## begin Entries shown
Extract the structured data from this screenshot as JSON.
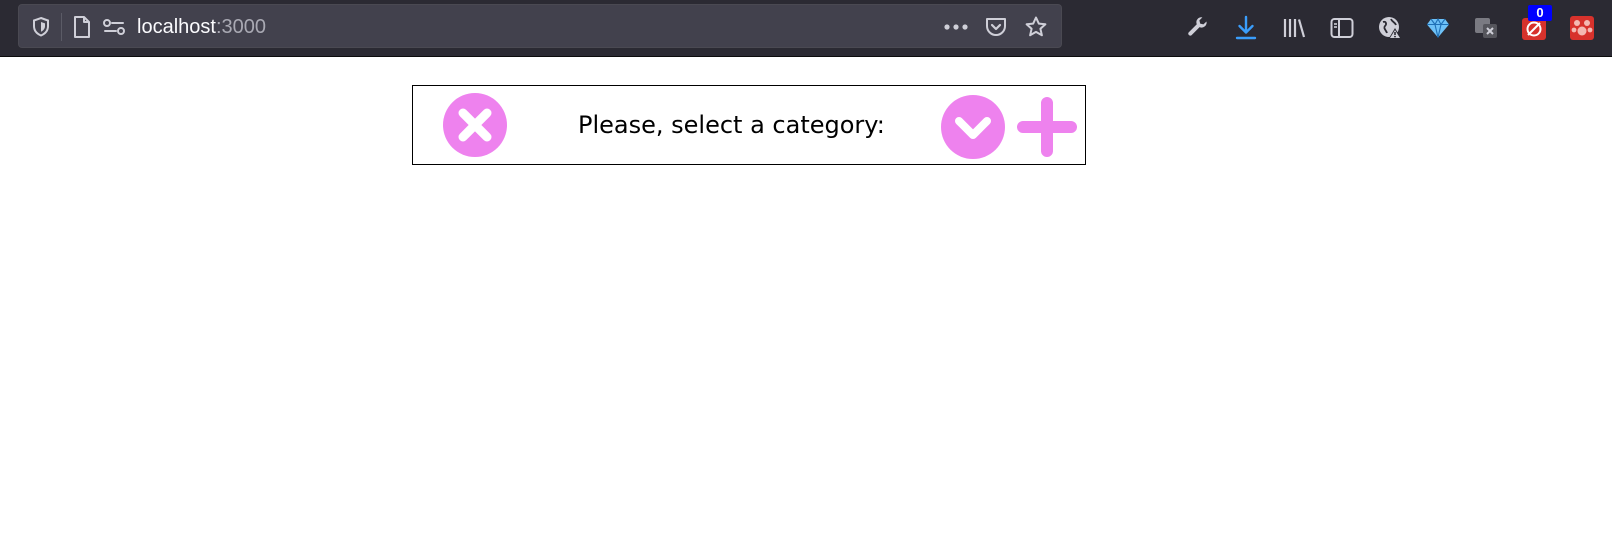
{
  "browser": {
    "url_host": "localhost",
    "url_port": ":3000",
    "extension_badge_count": "0",
    "icons": {
      "tracking_protection": "shield-icon",
      "page": "page-icon",
      "permissions": "permissions-icon",
      "page_actions": "more-dots-icon",
      "pocket": "pocket-icon",
      "bookmark": "star-icon",
      "devtools": "wrench-icon",
      "downloads": "download-icon",
      "library": "library-icon",
      "sidebar": "sidebar-icon",
      "extensions": [
        "globe-warning-icon",
        "diamond-icon",
        "translate-icon",
        "extension-badge-icon",
        "extension-paw-icon"
      ]
    },
    "colors": {
      "toolbar_bg": "#2b2a33",
      "urlbar_bg": "#42414d",
      "download_accent": "#3a9dfb",
      "badge_bg": "#0000ff",
      "extension_red": "#d7322c"
    }
  },
  "app": {
    "prompt": "Please, select a category:",
    "buttons": {
      "clear": "close-circle-icon",
      "expand": "chevron-down-circle-icon",
      "add": "plus-icon"
    },
    "accent_color": "#ee82ee"
  }
}
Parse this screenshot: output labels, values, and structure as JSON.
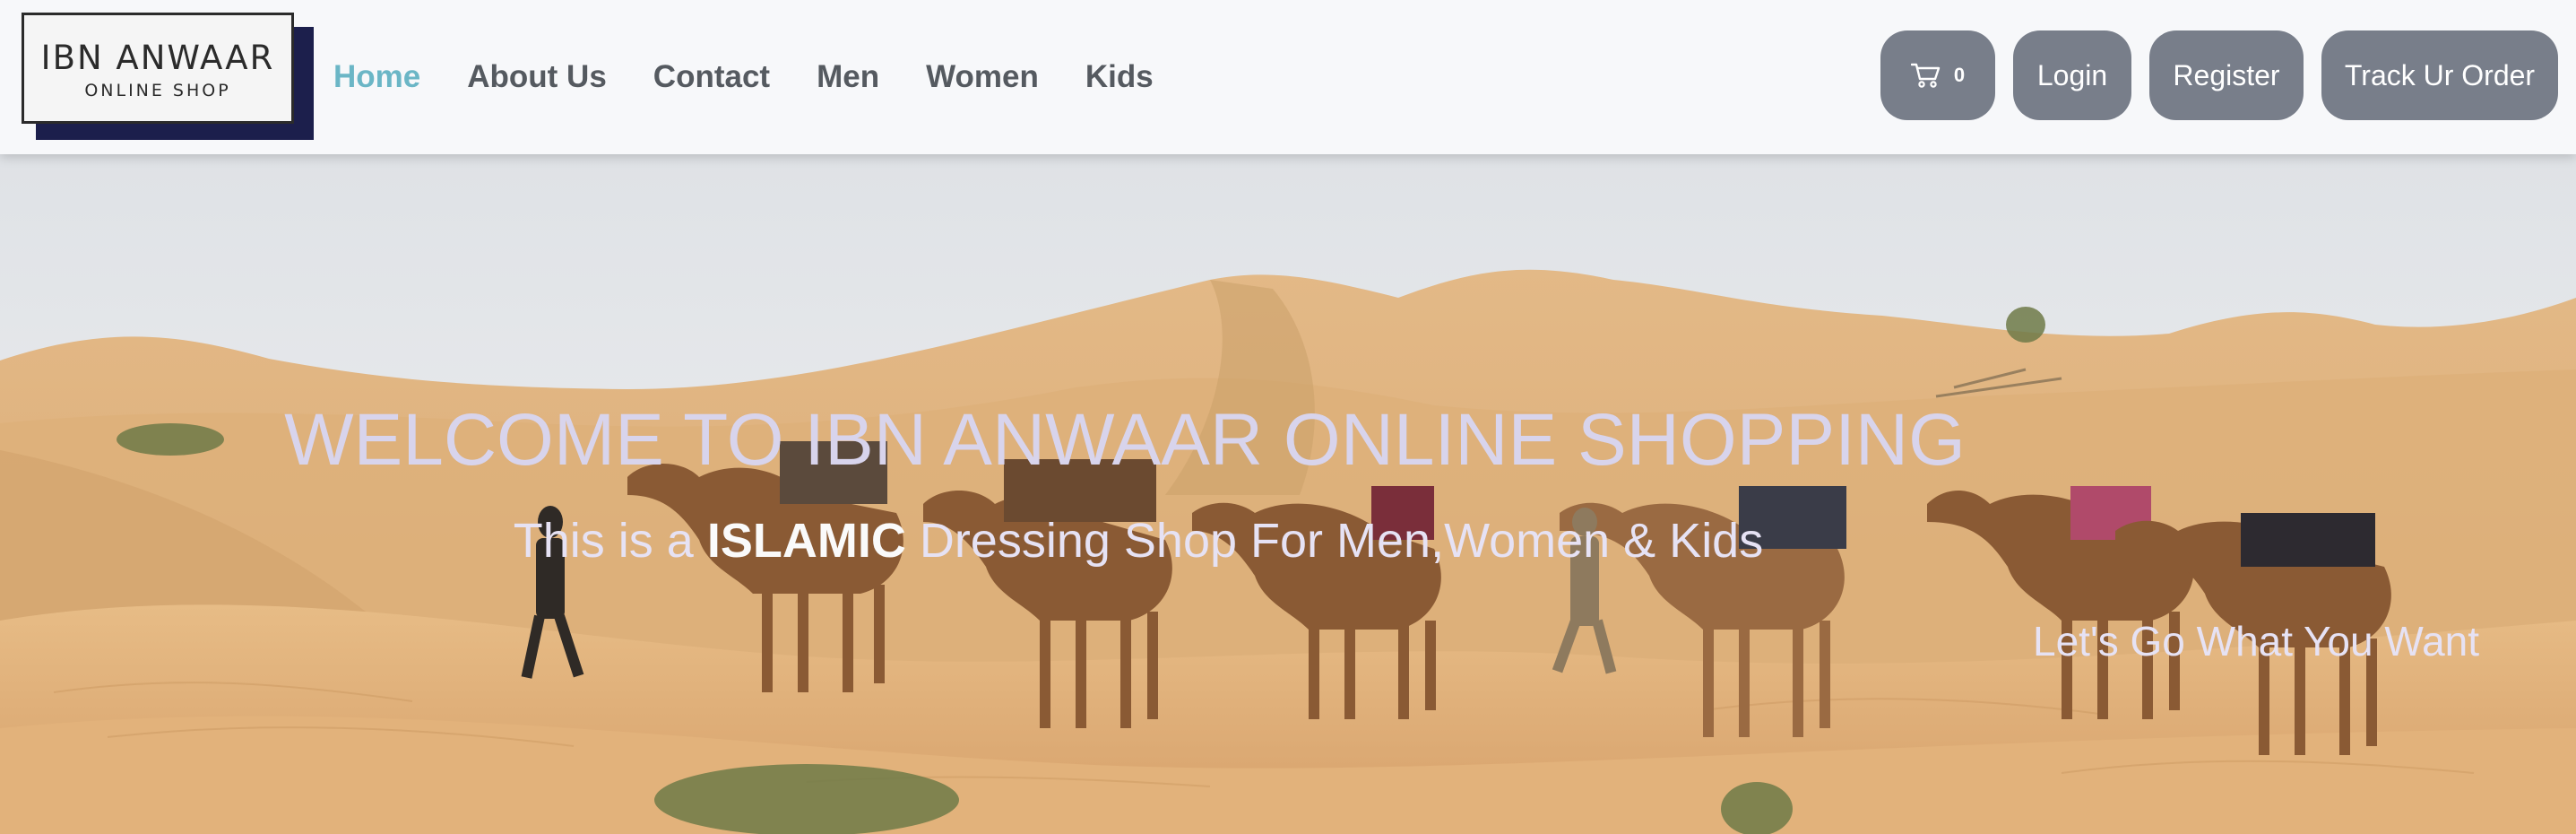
{
  "logo": {
    "title": "IBN ANWAAR",
    "subtitle": "ONLINE SHOP"
  },
  "nav": {
    "items": [
      {
        "label": "Home",
        "active": true
      },
      {
        "label": "About Us",
        "active": false
      },
      {
        "label": "Contact",
        "active": false
      },
      {
        "label": "Men",
        "active": false
      },
      {
        "label": "Women",
        "active": false
      },
      {
        "label": "Kids",
        "active": false
      }
    ]
  },
  "actions": {
    "cart_icon": "cart-icon",
    "cart_count": "0",
    "login_label": "Login",
    "register_label": "Register",
    "track_label": "Track Ur Order"
  },
  "hero": {
    "title": "WELCOME TO IBN ANWAAR ONLINE SHOPPING",
    "subtitle_pre": "This is a ",
    "subtitle_bold": "ISLAMIC",
    "subtitle_post": " Dressing Shop For Men,Women & Kids",
    "tagline": "Let's Go What You Want",
    "background": "desert camel caravan photo"
  },
  "colors": {
    "active_link": "#6bb6c6",
    "nav_link": "#555a60",
    "button_bg": "#787e8a",
    "logo_shadow": "#1c1f4c",
    "hero_text": "#d8d4ec"
  }
}
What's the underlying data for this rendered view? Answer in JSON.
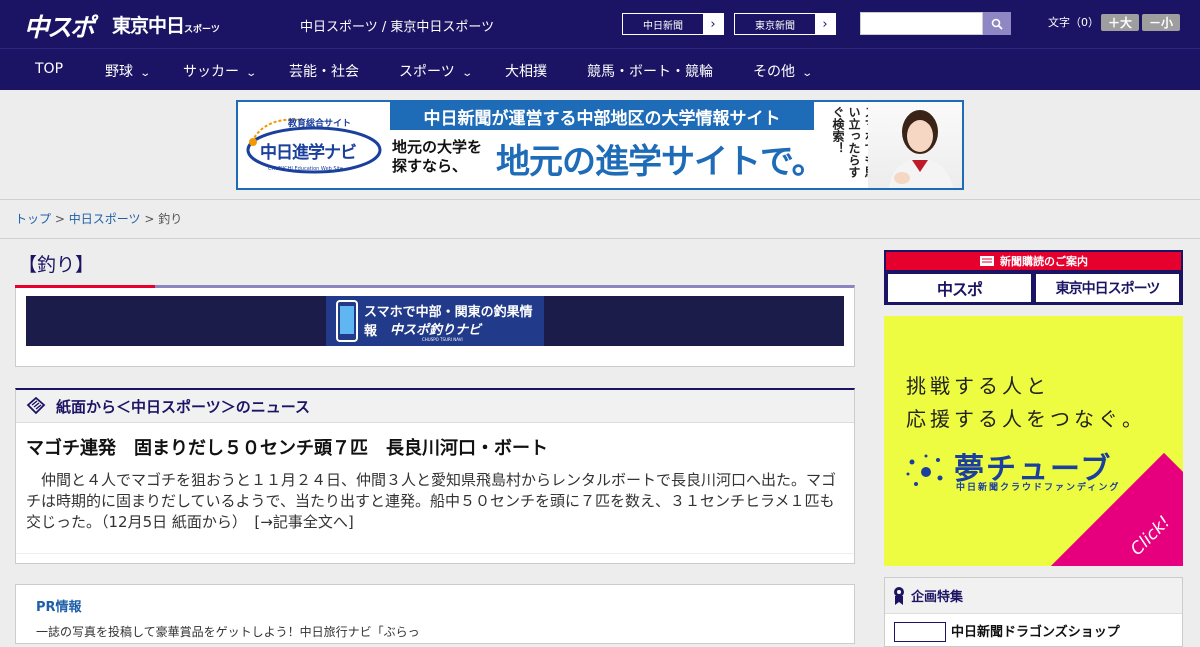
{
  "header": {
    "logo_main": "中スポ",
    "logo_tokyo": "東京中日",
    "logo_tokyo_small": "スポーツ",
    "site_title": "中日スポーツ / 東京中日スポーツ",
    "btn_chunichi": "中日新聞",
    "btn_tokyo": "東京新聞",
    "arrow": "›",
    "search_placeholder": "",
    "font_size_label": "文字（0）",
    "font_larger": "＋大",
    "font_smaller": "－小"
  },
  "nav": {
    "items": [
      "TOP",
      "野球",
      "サッカー",
      "芸能・社会",
      "スポーツ",
      "大相撲",
      "競馬・ボート・競輪",
      "その他"
    ],
    "chev": "⌄"
  },
  "banner": {
    "logo_small": "教育総合サイト",
    "logo_text": "中日進学ナビ",
    "logo_sub": "CHUNICHI Education Web Site",
    "top": "中日新聞が運営する中部地区の大学情報サイト",
    "sub1": "地元の大学を",
    "sub2": "探すなら、",
    "big": "地元の進学サイトで。",
    "vertical": "スマホでも思い立ったらすぐ検索！"
  },
  "breadcrumb": {
    "top": "トップ",
    "sep": ">",
    "chuspo": "中日スポーツ",
    "current": "釣り"
  },
  "category_title": "【釣り】",
  "fishing_banner": {
    "line1": "スマホで中部・関東の釣果情報",
    "line2": "中スポ釣りナビ",
    "line3": "CHUSPO TSURI NAVI"
  },
  "news": {
    "header": "紙面から＜中日スポーツ＞のニュース",
    "headline": "マゴチ連発　固まりだし５０センチ頭７匹　長良川河口・ボート",
    "body": "　仲間と４人でマゴチを狙おうと１１月２４日、仲間３人と愛知県飛島村からレンタルボートで長良川河口へ出た。マゴチは時期的に固まりだしているようで、当たり出すと連発。船中５０センチを頭に７匹を数え、３１センチヒラメ１匹も交じった。（12月5日 紙面から）　[→記事全文へ]"
  },
  "pr": {
    "title": "PR情報",
    "text": "一誌の写真を投稿して豪華賞品をゲットしよう！中日旅行ナビ「ぶらっ"
  },
  "subscription": {
    "title": "新聞購読のご案内",
    "chuspo": "中スポ",
    "tokyo": "東京中日スポーツ"
  },
  "yume_ad": {
    "line1": "挑戦する人と",
    "line2": "応援する人をつなぐ。",
    "title": "夢チューブ",
    "sub": "中日新聞クラウドファンディング",
    "click": "Click!"
  },
  "special": {
    "header": "企画特集",
    "item": "中日新聞ドラゴンズショップ"
  }
}
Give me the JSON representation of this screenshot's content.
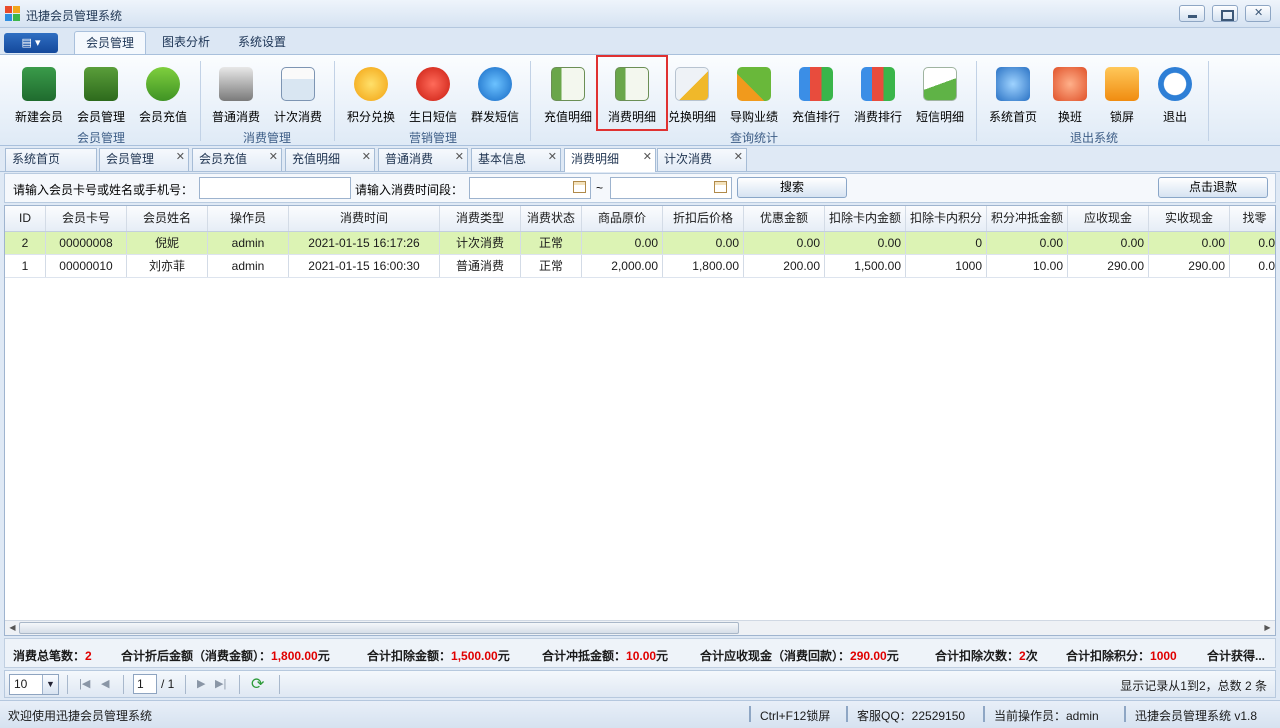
{
  "window": {
    "title": "迅捷会员管理系统"
  },
  "ribbon_tabs": [
    "会员管理",
    "图表分析",
    "系统设置"
  ],
  "ribbon_groups": [
    {
      "label": "会员管理",
      "buttons": [
        "新建会员",
        "会员管理",
        "会员充值"
      ]
    },
    {
      "label": "消费管理",
      "buttons": [
        "普通消费",
        "计次消费"
      ]
    },
    {
      "label": "营销管理",
      "buttons": [
        "积分兑换",
        "生日短信",
        "群发短信"
      ]
    },
    {
      "label": "查询统计",
      "buttons": [
        "充值明细",
        "消费明细",
        "兑换明细",
        "导购业绩",
        "充值排行",
        "消费排行",
        "短信明细"
      ]
    },
    {
      "label": "退出系统",
      "buttons": [
        "系统首页",
        "换班",
        "锁屏",
        "退出"
      ]
    }
  ],
  "doc_tabs": [
    "系统首页",
    "会员管理",
    "会员充值",
    "充值明细",
    "普通消费",
    "基本信息",
    "消费明细",
    "计次消费"
  ],
  "search": {
    "label_member": "请输入会员卡号或姓名或手机号：",
    "label_time": "请输入消费时间段：",
    "tilde": "~",
    "search_button": "搜索",
    "refund_button": "点击退款"
  },
  "table": {
    "columns": [
      "ID",
      "会员卡号",
      "会员姓名",
      "操作员",
      "消费时间",
      "消费类型",
      "消费状态",
      "商品原价",
      "折扣后价格",
      "优惠金额",
      "扣除卡内金额",
      "扣除卡内积分",
      "积分冲抵金额",
      "应收现金",
      "实收现金",
      "找零"
    ],
    "rows": [
      [
        "2",
        "00000008",
        "倪妮",
        "admin",
        "2021-01-15 16:17:26",
        "计次消费",
        "正常",
        "0.00",
        "0.00",
        "0.00",
        "0.00",
        "0",
        "0.00",
        "0.00",
        "0.00",
        "0.0"
      ],
      [
        "1",
        "00000010",
        "刘亦菲",
        "admin",
        "2021-01-15 16:00:30",
        "普通消费",
        "正常",
        "2,000.00",
        "1,800.00",
        "200.00",
        "1,500.00",
        "1000",
        "10.00",
        "290.00",
        "290.00",
        "0.0"
      ]
    ]
  },
  "summary": {
    "count_label": "消费总笔数：",
    "count": "2",
    "discount_label": "合计折后金额（消费金额）：",
    "discount": "1,800.00",
    "discount_unit": "元",
    "deduct_label": "合计扣除金额：",
    "deduct": "1,500.00",
    "deduct_unit": "元",
    "points_amount_label": "合计冲抵金额：",
    "points_amount": "10.00",
    "points_amount_unit": "元",
    "cash_label": "合计应收现金（消费回款）：",
    "cash": "290.00",
    "cash_unit": "元",
    "times_label": "合计扣除次数：",
    "times": "2",
    "times_unit": "次",
    "points_label": "合计扣除积分：",
    "points": "1000",
    "earned_label": "合计获得..."
  },
  "pager": {
    "page_size": "10",
    "page": "1",
    "total_pages": "/ 1",
    "info": "显示记录从1到2，总数 2 条"
  },
  "status": {
    "welcome": "欢迎使用迅捷会员管理系统",
    "lock": "Ctrl+F12锁屏",
    "qq": "客服QQ：22529150",
    "operator": "当前操作员：admin",
    "version": "迅捷会员管理系统 v1.8"
  },
  "colors": {
    "accent": "#e00000",
    "selected_row": "#dcf3b4",
    "highlight_box": "#e03131"
  }
}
## end Entries shown
• [Work required] Using the records given above, list every line that includes the word "header".

• [Final result]
  "header": {
    "header": "紙面から＜中日スポーツ＞のニュース",
    "header": "企画特集",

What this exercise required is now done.